Written problem: Tally the lines in the data that follows that include the word "ChartNet", and report nothing but the total.

[Chart and figure data]
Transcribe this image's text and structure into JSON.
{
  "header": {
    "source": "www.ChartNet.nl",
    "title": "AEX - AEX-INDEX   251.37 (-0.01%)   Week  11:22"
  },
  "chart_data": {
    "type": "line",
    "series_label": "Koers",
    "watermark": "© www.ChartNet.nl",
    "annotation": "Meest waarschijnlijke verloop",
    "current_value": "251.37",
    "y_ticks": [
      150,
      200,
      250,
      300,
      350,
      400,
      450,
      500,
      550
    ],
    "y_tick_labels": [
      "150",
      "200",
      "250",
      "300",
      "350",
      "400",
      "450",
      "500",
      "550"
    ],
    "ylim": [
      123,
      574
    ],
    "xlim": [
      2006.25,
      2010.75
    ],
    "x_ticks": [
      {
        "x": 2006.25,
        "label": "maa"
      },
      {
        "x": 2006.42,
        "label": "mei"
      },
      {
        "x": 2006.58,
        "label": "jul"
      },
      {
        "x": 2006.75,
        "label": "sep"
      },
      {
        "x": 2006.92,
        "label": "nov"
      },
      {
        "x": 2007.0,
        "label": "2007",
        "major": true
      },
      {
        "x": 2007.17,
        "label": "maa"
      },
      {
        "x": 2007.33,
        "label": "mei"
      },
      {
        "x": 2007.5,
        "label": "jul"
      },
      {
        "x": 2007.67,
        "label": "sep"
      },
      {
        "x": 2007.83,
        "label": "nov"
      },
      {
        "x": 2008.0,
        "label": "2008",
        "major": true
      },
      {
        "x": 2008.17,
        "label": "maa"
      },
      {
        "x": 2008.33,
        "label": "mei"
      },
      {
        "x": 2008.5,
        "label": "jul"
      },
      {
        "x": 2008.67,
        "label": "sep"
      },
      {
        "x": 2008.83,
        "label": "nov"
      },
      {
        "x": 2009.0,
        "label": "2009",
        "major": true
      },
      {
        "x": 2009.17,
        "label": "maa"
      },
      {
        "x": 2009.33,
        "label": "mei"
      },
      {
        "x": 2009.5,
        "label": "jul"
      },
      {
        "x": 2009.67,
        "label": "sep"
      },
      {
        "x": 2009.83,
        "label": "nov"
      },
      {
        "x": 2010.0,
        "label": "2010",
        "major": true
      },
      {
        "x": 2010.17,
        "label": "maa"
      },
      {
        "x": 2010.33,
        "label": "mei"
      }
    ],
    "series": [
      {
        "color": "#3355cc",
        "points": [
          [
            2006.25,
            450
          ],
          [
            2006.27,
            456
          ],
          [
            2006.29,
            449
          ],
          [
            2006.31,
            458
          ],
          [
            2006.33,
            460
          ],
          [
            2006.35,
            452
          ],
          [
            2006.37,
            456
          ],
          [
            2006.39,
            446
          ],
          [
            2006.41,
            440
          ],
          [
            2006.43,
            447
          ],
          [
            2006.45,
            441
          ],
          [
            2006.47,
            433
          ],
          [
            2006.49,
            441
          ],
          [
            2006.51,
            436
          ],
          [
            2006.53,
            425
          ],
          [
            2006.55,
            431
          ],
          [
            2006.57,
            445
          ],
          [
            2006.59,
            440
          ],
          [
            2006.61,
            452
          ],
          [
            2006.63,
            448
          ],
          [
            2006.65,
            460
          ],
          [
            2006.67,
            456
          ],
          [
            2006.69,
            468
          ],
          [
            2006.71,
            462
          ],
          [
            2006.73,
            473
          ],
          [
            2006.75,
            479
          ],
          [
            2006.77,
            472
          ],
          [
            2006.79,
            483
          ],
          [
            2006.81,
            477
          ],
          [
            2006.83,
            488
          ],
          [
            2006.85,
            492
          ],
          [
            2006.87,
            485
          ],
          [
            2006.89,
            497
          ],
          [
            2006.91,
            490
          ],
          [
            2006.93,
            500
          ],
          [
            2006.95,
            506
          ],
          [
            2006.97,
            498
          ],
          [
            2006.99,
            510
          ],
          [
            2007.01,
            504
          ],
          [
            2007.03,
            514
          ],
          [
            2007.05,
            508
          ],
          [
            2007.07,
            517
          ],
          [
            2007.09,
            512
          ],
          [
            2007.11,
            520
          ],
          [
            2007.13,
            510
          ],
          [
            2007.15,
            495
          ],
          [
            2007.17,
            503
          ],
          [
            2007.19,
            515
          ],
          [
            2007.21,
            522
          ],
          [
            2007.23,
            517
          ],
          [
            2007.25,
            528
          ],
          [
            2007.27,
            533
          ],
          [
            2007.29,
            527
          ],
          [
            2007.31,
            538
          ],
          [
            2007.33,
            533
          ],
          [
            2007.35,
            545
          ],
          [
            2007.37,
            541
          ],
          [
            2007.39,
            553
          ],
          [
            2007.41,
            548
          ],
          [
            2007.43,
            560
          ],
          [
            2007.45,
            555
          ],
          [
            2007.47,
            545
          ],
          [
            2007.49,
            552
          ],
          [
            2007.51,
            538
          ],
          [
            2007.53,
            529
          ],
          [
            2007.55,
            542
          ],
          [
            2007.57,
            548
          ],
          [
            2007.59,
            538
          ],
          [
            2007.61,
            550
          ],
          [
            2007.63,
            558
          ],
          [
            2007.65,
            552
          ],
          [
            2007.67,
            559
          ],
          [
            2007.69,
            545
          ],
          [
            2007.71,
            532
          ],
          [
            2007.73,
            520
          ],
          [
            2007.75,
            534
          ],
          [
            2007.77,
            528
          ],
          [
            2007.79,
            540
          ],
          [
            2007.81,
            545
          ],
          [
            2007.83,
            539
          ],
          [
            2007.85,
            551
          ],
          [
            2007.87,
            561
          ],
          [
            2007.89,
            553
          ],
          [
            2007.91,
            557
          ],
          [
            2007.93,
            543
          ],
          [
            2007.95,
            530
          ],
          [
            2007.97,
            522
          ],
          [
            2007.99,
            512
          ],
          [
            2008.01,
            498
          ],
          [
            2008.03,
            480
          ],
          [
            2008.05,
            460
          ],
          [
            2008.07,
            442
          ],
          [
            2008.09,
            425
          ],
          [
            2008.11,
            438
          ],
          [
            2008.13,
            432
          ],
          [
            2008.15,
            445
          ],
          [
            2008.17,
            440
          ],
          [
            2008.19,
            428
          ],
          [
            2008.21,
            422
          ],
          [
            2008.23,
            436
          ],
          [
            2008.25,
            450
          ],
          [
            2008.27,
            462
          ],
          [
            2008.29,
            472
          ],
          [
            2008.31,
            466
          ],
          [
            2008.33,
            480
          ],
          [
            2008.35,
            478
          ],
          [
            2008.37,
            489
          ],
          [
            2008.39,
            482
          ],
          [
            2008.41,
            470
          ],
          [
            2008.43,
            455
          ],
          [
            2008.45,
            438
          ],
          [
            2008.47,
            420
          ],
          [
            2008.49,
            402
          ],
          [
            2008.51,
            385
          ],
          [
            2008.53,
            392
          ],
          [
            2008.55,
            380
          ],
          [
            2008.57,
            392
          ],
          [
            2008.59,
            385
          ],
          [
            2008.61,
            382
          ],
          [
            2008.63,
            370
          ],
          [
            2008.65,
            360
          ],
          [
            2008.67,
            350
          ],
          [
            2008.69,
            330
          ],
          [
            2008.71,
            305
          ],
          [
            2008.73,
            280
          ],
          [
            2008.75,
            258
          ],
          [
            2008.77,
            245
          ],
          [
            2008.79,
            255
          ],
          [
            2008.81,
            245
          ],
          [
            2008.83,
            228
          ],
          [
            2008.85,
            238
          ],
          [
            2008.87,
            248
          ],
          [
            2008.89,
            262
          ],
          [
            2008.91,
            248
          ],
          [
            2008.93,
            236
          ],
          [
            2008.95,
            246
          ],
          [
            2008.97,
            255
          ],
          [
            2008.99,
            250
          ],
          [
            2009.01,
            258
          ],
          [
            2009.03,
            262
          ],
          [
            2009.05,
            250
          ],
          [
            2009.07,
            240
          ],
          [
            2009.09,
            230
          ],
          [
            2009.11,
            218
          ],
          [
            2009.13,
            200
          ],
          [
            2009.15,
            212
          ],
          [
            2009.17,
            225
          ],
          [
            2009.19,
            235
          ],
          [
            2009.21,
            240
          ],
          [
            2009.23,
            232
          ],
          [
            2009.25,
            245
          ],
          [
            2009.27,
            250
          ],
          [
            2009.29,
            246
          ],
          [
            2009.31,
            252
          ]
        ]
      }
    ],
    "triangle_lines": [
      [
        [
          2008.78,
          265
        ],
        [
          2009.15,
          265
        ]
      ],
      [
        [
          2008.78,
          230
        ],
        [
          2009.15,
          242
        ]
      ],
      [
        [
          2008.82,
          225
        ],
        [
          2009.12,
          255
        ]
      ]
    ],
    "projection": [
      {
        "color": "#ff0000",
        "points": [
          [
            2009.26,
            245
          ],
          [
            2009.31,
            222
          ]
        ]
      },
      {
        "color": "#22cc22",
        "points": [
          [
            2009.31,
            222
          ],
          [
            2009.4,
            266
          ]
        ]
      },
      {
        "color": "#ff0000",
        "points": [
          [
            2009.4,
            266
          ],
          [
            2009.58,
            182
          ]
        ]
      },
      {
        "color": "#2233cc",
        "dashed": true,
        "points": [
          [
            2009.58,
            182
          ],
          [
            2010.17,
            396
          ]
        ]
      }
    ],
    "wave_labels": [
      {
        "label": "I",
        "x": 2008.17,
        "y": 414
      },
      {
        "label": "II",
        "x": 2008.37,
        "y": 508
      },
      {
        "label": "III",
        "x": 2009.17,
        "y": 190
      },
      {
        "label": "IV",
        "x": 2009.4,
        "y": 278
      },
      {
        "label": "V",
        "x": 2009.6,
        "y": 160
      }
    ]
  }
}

Response below: 2